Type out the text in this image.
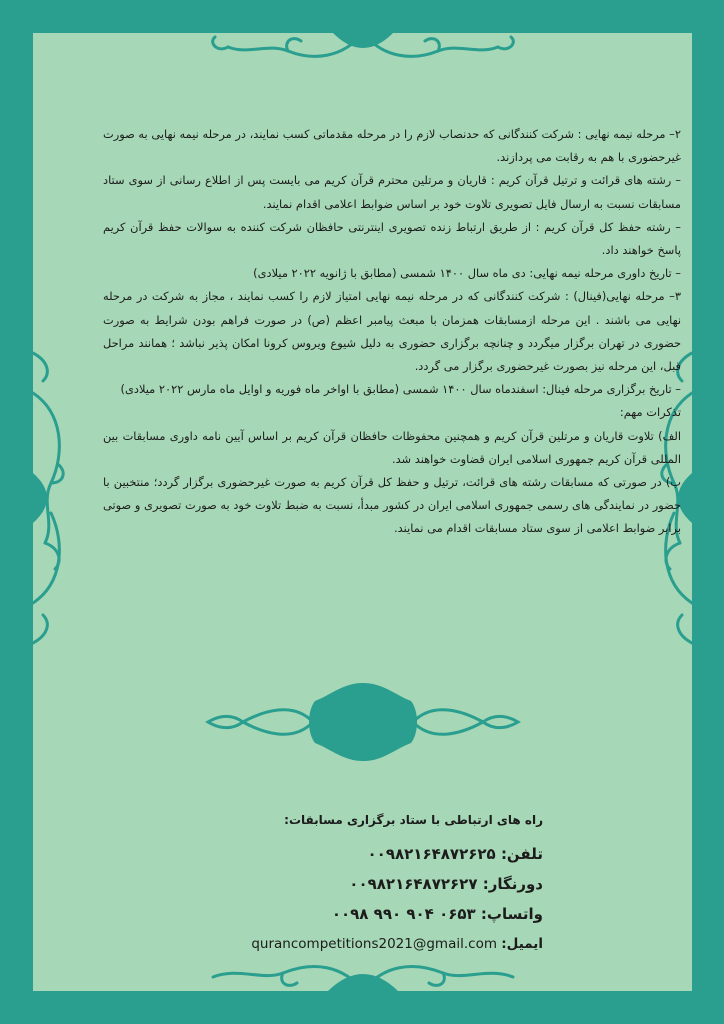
۲– مرحله نیمه نهایی : شرکت کنندگانی که حدنصاب لازم را در مرحله مقدماتی کسب نمایند، در مرحله نیمه نهایی به صورت غیرحضوری با هم به رقابت می پردازند.

– رشته های قرائت و ترتیل قرآن کریم : قاریان و مرتلین محترم قرآن کریم می بایست پس از اطلاع رسانی از سوی ستاد مسابقات نسبت به ارسال فایل تصویری تلاوت خود بر اساس ضوابط اعلامی اقدام نمایند.

– رشته حفظ کل قرآن کریم : از طریق ارتباط زنده تصویری اینترنتی حافظان شرکت کننده به سوالات حفظ قرآن کریم پاسخ خواهند داد.

– تاریخ داوری مرحله نیمه نهایی: دی ماه سال ۱۴۰۰ شمسی (مطابق با ژانویه ۲۰۲۲ میلادی)

۳– مرحله نهایی(فینال) : شرکت کنندگانی که در مرحله نیمه نهایی امتیاز لازم را کسب نمایند ، مجاز به شرکت در مرحله نهایی می باشند . این مرحله ازمسابقات همزمان با مبعث پیامبر اعظم (ص) در صورت فراهم بودن شرایط به صورت حضوری در تهران برگزار میگردد و چنانچه برگزاری حضوری به دلیل شیوع ویروس کرونا امکان پذیر نباشد ؛ همانند مراحل قبل، این مرحله نیز بصورت غیرحضوری برگزار می گردد.

– تاریخ برگزاری مرحله فینال: اسفندماه سال ۱۴۰۰ شمسی (مطابق با اواخر ماه فوریه و اوایل ماه مارس ۲۰۲۲ میلادی)

تذکرات مهم:

الف) تلاوت قاریان و مرتلین قرآن کریم و همچنین محفوظات حافظان قرآن کریم بر اساس آیین نامه داوری مسابقات بین المللی قرآن کریم جمهوری اسلامی ایران قضاوت خواهند شد.

ب) در صورتی که مسابقات رشته های قرائت، ترتیل و حفظ کل قرآن کریم به صورت غیرحضوری برگزار گردد؛ منتخبین با حضور در نمایندگی های رسمی جمهوری اسلامی ایران در کشور مبدأ، نسبت به ضبط تلاوت خود به صورت تصویری و صوتی برابر ضوابط اعلامی از سوی ستاد مسابقات اقدام می نمایند.

راه های ارتباطی با ستاد برگزاری مسابقات:

تلفن: ۰۰۹۸۲۱۶۴۸۷۲۶۲۵

دورنگار: ۰۰۹۸۲۱۶۴۸۷۲۶۲۷

واتساپ: ۰۰۹۸ ۹۹۰ ۹۰۴ ۰۶۵۳

ایمیل: qurancompetitions2021@gmail.com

- - - - -

▸ **WHAT YOU ARE ASKED TO DO**:
From the entries, report each line that includes the word "اساس".

▸ **TASK RESULT**:
– رشته های قرائت و ترتیل قرآن کریم : قاریان و مرتلین محترم قرآن کریم می بایست پس از اطلاع رسانی از سوی ستاد مسابقات نسبت به ارسال فایل تصویری تلاوت خود بر اساس ضوابط اعلامی اقدام نمایند.
الف) تلاوت قاریان و مرتلین قرآن کریم و همچنین محفوظات حافظان قرآن کریم بر اساس آیین نامه داوری مسابقات بین المللی قرآن کریم جمهوری اسلامی ایران قضاوت خواهند شد.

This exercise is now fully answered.